# [SOURCE PASSAGE]
>>>>
Nicole Gale Anderson (born August 29, 1990) is an American actress. She is best known for her role as Heather Chandler on The CW series Beauty & the Beast. She is also known for her roles as Macy Misa in the Disney Channel series Jonas and as Kelly Parker and Miranda Collins respectively on the ABC Family shows Make It or Break It and Ravenswood.

Early life
Anderson was born in Rochester, Indiana. Her father is an American who served as a Commander in the United States Navy, and her mother is of Filipino ethnicity. As a child, she won national gymnastics competitions, but retired due to injuries. Anderson was awarded a scholarship to Georgia's Barbizon Modeling and Acting School at age 13. She then began to study acting and attending auditions. She landed several print ads and television commercials, including Mary-Kate & Ashley Online Clothing, Every Girl, Stand Up, and Bratz Pretty 'n' Punk & Treasures.
<<<<
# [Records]
>>>>
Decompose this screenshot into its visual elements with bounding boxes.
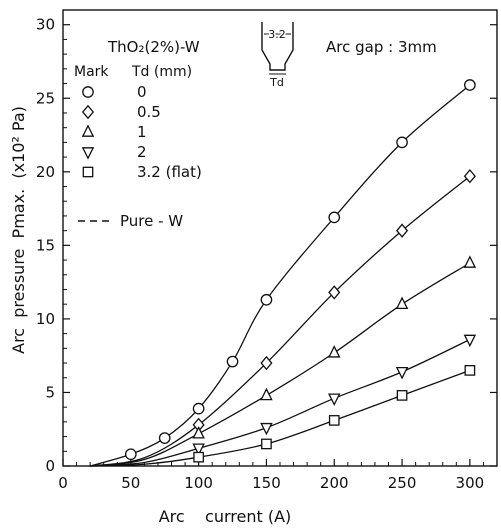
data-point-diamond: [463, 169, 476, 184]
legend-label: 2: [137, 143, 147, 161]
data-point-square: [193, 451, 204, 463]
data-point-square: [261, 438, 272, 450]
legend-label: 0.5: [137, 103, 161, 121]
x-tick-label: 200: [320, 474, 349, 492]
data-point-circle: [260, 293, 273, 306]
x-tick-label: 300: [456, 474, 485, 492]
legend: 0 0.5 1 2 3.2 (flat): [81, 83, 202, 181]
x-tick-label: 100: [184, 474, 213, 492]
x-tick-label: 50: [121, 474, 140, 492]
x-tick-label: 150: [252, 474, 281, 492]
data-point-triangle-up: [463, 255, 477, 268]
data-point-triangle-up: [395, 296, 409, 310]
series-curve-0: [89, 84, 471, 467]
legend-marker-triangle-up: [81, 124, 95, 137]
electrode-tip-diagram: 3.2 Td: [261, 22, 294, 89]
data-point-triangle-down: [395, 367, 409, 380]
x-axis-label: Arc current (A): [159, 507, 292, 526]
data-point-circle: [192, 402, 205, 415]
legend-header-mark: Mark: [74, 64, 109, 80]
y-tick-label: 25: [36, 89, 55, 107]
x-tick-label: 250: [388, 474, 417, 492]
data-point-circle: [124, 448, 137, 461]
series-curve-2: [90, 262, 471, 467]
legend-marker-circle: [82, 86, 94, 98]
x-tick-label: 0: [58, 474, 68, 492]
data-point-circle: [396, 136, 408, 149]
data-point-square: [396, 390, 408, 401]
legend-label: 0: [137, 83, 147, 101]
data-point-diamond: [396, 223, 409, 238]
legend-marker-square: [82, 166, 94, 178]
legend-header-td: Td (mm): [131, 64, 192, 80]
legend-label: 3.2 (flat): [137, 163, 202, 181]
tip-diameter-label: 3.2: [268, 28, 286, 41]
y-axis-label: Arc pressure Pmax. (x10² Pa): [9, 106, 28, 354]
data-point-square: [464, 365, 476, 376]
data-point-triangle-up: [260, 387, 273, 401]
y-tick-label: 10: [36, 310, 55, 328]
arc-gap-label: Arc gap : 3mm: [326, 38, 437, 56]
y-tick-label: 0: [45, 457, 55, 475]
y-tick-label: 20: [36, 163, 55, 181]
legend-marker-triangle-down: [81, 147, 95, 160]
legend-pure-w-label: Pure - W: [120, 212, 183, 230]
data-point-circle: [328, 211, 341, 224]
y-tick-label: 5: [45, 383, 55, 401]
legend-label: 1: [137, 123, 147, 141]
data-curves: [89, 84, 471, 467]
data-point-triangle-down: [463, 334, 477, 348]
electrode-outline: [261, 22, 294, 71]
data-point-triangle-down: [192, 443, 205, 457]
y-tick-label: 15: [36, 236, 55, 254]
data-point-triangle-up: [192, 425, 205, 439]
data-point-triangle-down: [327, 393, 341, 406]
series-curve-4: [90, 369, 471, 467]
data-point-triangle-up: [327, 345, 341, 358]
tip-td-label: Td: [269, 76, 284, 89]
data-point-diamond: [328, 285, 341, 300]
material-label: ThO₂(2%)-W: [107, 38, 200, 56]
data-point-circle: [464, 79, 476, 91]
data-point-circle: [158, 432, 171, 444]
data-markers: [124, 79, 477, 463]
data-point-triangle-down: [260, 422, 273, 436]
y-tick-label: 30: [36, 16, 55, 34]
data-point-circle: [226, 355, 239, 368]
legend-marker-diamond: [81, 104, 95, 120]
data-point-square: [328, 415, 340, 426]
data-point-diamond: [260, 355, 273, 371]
<<<<
>>>>
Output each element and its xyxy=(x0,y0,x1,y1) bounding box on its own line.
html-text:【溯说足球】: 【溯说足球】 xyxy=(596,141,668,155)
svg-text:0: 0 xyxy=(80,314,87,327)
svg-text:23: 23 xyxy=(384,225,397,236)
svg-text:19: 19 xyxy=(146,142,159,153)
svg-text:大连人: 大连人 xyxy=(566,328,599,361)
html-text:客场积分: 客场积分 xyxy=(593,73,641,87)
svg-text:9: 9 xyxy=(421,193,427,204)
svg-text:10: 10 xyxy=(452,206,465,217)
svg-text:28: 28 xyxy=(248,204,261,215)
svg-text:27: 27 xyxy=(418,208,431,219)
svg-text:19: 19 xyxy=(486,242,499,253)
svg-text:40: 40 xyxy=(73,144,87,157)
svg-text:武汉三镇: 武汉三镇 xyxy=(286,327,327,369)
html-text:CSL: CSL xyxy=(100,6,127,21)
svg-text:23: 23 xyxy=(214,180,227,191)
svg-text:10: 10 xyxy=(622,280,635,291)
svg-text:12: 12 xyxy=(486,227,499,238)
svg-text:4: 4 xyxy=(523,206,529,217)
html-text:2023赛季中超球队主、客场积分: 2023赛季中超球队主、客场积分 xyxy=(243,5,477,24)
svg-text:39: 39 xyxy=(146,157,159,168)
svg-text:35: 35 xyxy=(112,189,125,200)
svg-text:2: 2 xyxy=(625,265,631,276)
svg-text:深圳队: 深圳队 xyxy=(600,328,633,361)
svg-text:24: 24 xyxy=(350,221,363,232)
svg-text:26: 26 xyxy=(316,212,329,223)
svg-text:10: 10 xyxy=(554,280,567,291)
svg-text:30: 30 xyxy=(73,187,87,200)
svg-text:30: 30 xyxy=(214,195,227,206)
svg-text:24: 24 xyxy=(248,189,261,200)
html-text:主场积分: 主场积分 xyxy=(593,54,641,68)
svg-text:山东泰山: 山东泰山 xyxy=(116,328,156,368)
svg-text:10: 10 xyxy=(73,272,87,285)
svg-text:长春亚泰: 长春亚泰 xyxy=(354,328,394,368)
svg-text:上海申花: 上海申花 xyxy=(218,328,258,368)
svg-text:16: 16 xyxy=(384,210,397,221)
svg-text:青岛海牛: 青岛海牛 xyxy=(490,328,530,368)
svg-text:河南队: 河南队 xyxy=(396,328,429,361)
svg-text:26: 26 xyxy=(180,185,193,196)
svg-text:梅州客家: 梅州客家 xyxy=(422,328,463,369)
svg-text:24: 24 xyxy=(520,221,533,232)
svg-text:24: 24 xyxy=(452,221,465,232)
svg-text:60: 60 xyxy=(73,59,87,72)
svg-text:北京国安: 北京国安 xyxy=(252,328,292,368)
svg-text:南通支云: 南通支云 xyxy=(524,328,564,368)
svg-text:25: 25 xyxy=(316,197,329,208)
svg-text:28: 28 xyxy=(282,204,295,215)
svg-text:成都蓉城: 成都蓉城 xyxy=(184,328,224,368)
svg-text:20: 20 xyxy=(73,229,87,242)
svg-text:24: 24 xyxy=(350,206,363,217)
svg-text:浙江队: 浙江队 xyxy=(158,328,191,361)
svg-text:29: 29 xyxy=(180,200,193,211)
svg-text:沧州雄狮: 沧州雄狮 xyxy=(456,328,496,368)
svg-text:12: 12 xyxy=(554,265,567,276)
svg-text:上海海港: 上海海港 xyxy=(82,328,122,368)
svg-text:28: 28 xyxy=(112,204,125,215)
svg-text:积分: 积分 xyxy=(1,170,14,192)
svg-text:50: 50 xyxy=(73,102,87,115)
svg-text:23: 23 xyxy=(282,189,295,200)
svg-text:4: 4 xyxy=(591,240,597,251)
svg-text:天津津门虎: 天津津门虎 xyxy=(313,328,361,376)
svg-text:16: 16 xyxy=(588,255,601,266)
<<<<
# [STATED TASK A]
Repeat the Anderson biography from "Nicole Gale Anderson" to "It and Ravenswood.".
# [STATED TASK B]
According to the Anderson biography, why did she give up gymnastics after winning national competitions as a child?
The records play no part in this work.

# [FULL SOLUTION A]
Nicole Gale Anderson (born August 29, 1990) is an American actress. She is best known for her role as Heather Chandler on The CW series Beauty & the Beast. She is also known for her roles as Macy Misa in the Disney Channel series Jonas and as Kelly Parker and Miranda Collins respectively on the ABC Family shows Make It or Break It and Ravenswood.

# [FULL SOLUTION B]
She retired from gymnastics because of injuries.